----- SUPPLIED MATERIAL

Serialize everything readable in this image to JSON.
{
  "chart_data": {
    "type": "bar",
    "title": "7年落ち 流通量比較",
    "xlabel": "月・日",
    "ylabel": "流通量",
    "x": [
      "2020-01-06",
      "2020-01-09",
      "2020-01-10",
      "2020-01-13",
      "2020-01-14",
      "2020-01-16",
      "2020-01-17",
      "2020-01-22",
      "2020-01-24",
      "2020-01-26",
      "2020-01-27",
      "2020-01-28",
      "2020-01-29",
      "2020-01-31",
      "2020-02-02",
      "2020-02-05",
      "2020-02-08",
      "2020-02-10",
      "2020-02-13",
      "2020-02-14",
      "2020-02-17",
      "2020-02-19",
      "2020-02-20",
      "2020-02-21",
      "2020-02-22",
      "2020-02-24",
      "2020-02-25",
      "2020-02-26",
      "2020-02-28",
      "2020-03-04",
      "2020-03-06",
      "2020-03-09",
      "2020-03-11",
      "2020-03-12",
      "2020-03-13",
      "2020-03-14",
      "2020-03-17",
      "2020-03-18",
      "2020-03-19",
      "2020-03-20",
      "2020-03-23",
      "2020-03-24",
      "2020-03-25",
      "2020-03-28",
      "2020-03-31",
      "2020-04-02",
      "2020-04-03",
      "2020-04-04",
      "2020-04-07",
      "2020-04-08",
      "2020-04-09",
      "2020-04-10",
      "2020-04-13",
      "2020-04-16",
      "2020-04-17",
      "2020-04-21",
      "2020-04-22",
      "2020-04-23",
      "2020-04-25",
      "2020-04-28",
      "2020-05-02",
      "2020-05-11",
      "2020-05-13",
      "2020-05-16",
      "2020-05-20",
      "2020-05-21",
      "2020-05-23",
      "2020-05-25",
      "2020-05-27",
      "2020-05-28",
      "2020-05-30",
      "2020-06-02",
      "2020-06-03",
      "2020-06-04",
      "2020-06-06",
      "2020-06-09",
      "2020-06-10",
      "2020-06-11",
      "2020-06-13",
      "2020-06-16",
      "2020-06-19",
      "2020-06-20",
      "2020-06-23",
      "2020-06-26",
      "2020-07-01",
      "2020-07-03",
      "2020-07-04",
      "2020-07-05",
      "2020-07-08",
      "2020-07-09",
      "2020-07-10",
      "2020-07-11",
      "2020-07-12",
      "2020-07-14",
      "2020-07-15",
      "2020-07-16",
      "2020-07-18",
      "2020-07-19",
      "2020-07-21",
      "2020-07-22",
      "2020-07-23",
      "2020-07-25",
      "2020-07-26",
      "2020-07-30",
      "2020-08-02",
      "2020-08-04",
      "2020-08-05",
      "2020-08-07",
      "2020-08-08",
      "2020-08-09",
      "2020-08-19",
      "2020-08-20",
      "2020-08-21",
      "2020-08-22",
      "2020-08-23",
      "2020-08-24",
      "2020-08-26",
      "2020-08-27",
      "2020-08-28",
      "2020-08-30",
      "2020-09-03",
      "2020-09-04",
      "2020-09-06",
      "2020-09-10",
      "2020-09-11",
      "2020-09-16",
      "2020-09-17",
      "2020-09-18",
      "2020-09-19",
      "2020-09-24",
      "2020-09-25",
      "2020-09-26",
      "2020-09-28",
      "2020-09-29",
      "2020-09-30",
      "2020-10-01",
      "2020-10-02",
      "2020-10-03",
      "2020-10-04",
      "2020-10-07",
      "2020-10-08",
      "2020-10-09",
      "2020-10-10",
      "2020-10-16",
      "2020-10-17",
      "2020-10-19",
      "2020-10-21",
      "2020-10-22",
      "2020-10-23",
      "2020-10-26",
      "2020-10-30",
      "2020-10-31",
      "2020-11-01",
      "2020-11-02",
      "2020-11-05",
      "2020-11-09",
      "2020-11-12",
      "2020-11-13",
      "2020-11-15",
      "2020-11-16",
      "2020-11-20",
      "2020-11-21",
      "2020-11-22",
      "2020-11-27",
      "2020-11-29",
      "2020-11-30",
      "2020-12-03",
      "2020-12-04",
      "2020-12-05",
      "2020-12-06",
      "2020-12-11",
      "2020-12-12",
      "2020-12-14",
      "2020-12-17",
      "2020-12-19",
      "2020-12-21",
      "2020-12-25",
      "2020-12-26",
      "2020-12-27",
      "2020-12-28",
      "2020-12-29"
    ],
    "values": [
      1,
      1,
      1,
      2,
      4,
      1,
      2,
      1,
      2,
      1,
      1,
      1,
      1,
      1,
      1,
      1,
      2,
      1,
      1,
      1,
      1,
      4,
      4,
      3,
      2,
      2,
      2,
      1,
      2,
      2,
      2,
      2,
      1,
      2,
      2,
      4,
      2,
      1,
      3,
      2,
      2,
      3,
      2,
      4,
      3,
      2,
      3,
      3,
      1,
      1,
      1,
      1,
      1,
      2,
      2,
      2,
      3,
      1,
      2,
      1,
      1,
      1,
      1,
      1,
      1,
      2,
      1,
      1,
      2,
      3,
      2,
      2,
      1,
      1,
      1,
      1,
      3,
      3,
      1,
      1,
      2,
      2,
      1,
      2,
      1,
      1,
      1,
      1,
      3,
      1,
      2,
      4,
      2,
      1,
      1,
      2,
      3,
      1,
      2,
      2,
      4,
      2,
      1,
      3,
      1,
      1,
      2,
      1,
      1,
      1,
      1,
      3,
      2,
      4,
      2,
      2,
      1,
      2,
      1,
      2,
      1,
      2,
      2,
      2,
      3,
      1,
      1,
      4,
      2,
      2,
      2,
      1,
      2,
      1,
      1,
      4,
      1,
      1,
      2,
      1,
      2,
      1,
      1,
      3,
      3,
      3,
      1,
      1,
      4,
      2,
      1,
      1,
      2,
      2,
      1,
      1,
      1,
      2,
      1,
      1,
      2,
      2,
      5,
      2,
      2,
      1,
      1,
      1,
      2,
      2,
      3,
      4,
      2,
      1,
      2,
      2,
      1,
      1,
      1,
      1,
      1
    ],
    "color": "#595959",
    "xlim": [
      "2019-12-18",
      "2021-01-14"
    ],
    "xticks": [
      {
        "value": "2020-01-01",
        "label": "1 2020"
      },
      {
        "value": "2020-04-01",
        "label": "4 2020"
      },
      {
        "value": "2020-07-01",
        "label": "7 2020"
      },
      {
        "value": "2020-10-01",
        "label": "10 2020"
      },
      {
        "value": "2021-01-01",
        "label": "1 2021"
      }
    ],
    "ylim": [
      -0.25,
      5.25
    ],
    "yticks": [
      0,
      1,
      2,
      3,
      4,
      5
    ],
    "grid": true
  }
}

----------

- **STATED GOAL**
Every line above should be written out again exactly as it stands.

- **RESULT OF THIS TASK**
Serialize everything readable in this image to JSON.
{
  "chart_data": {
    "type": "bar",
    "title": "7年落ち 流通量比較",
    "xlabel": "月・日",
    "ylabel": "流通量",
    "x": [
      "2020-01-06",
      "2020-01-09",
      "2020-01-10",
      "2020-01-13",
      "2020-01-14",
      "2020-01-16",
      "2020-01-17",
      "2020-01-22",
      "2020-01-24",
      "2020-01-26",
      "2020-01-27",
      "2020-01-28",
      "2020-01-29",
      "2020-01-31",
      "2020-02-02",
      "2020-02-05",
      "2020-02-08",
      "2020-02-10",
      "2020-02-13",
      "2020-02-14",
      "2020-02-17",
      "2020-02-19",
      "2020-02-20",
      "2020-02-21",
      "2020-02-22",
      "2020-02-24",
      "2020-02-25",
      "2020-02-26",
      "2020-02-28",
      "2020-03-04",
      "2020-03-06",
      "2020-03-09",
      "2020-03-11",
      "2020-03-12",
      "2020-03-13",
      "2020-03-14",
      "2020-03-17",
      "2020-03-18",
      "2020-03-19",
      "2020-03-20",
      "2020-03-23",
      "2020-03-24",
      "2020-03-25",
      "2020-03-28",
      "2020-03-31",
      "2020-04-02",
      "2020-04-03",
      "2020-04-04",
      "2020-04-07",
      "2020-04-08",
      "2020-04-09",
      "2020-04-10",
      "2020-04-13",
      "2020-04-16",
      "2020-04-17",
      "2020-04-21",
      "2020-04-22",
      "2020-04-23",
      "2020-04-25",
      "2020-04-28",
      "2020-05-02",
      "2020-05-11",
      "2020-05-13",
      "2020-05-16",
      "2020-05-20",
      "2020-05-21",
      "2020-05-23",
      "2020-05-25",
      "2020-05-27",
      "2020-05-28",
      "2020-05-30",
      "2020-06-02",
      "2020-06-03",
      "2020-06-04",
      "2020-06-06",
      "2020-06-09",
      "2020-06-10",
      "2020-06-11",
      "2020-06-13",
      "2020-06-16",
      "2020-06-19",
      "2020-06-20",
      "2020-06-23",
      "2020-06-26",
      "2020-07-01",
      "2020-07-03",
      "2020-07-04",
      "2020-07-05",
      "2020-07-08",
      "2020-07-09",
      "2020-07-10",
      "2020-07-11",
      "2020-07-12",
      "2020-07-14",
      "2020-07-15",
      "2020-07-16",
      "2020-07-18",
      "2020-07-19",
      "2020-07-21",
      "2020-07-22",
      "2020-07-23",
      "2020-07-25",
      "2020-07-26",
      "2020-07-30",
      "2020-08-02",
      "2020-08-04",
      "2020-08-05",
      "2020-08-07",
      "2020-08-08",
      "2020-08-09",
      "2020-08-19",
      "2020-08-20",
      "2020-08-21",
      "2020-08-22",
      "2020-08-23",
      "2020-08-24",
      "2020-08-26",
      "2020-08-27",
      "2020-08-28",
      "2020-08-30",
      "2020-09-03",
      "2020-09-04",
      "2020-09-06",
      "2020-09-10",
      "2020-09-11",
      "2020-09-16",
      "2020-09-17",
      "2020-09-18",
      "2020-09-19",
      "2020-09-24",
      "2020-09-25",
      "2020-09-26",
      "2020-09-28",
      "2020-09-29",
      "2020-09-30",
      "2020-10-01",
      "2020-10-02",
      "2020-10-03",
      "2020-10-04",
      "2020-10-07",
      "2020-10-08",
      "2020-10-09",
      "2020-10-10",
      "2020-10-16",
      "2020-10-17",
      "2020-10-19",
      "2020-10-21",
      "2020-10-22",
      "2020-10-23",
      "2020-10-26",
      "2020-10-30",
      "2020-10-31",
      "2020-11-01",
      "2020-11-02",
      "2020-11-05",
      "2020-11-09",
      "2020-11-12",
      "2020-11-13",
      "2020-11-15",
      "2020-11-16",
      "2020-11-20",
      "2020-11-21",
      "2020-11-22",
      "2020-11-27",
      "2020-11-29",
      "2020-11-30",
      "2020-12-03",
      "2020-12-04",
      "2020-12-05",
      "2020-12-06",
      "2020-12-11",
      "2020-12-12",
      "2020-12-14",
      "2020-12-17",
      "2020-12-19",
      "2020-12-21",
      "2020-12-25",
      "2020-12-26",
      "2020-12-27",
      "2020-12-28",
      "2020-12-29"
    ],
    "values": [
      1,
      1,
      1,
      2,
      4,
      1,
      2,
      1,
      2,
      1,
      1,
      1,
      1,
      1,
      1,
      1,
      2,
      1,
      1,
      1,
      1,
      4,
      4,
      3,
      2,
      2,
      2,
      1,
      2,
      2,
      2,
      2,
      1,
      2,
      2,
      4,
      2,
      1,
      3,
      2,
      2,
      3,
      2,
      4,
      3,
      2,
      3,
      3,
      1,
      1,
      1,
      1,
      1,
      2,
      2,
      2,
      3,
      1,
      2,
      1,
      1,
      1,
      1,
      1,
      1,
      2,
      1,
      1,
      2,
      3,
      2,
      2,
      1,
      1,
      1,
      1,
      3,
      3,
      1,
      1,
      2,
      2,
      1,
      2,
      1,
      1,
      1,
      1,
      3,
      1,
      2,
      4,
      2,
      1,
      1,
      2,
      3,
      1,
      2,
      2,
      4,
      2,
      1,
      3,
      1,
      1,
      2,
      1,
      1,
      1,
      1,
      3,
      2,
      4,
      2,
      2,
      1,
      2,
      1,
      2,
      1,
      2,
      2,
      2,
      3,
      1,
      1,
      4,
      2,
      2,
      2,
      1,
      2,
      1,
      1,
      4,
      1,
      1,
      2,
      1,
      2,
      1,
      1,
      3,
      3,
      3,
      1,
      1,
      4,
      2,
      1,
      1,
      2,
      2,
      1,
      1,
      1,
      2,
      1,
      1,
      2,
      2,
      5,
      2,
      2,
      1,
      1,
      1,
      2,
      2,
      3,
      4,
      2,
      1,
      2,
      2,
      1,
      1,
      1,
      1,
      1
    ],
    "color": "#595959",
    "xlim": [
      "2019-12-18",
      "2021-01-14"
    ],
    "xticks": [
      {
        "value": "2020-01-01",
        "label": "1 2020"
      },
      {
        "value": "2020-04-01",
        "label": "4 2020"
      },
      {
        "value": "2020-07-01",
        "label": "7 2020"
      },
      {
        "value": "2020-10-01",
        "label": "10 2020"
      },
      {
        "value": "2021-01-01",
        "label": "1 2021"
      }
    ],
    "ylim": [
      -0.25,
      5.25
    ],
    "yticks": [
      0,
      1,
      2,
      3,
      4,
      5
    ],
    "grid": true
  }
}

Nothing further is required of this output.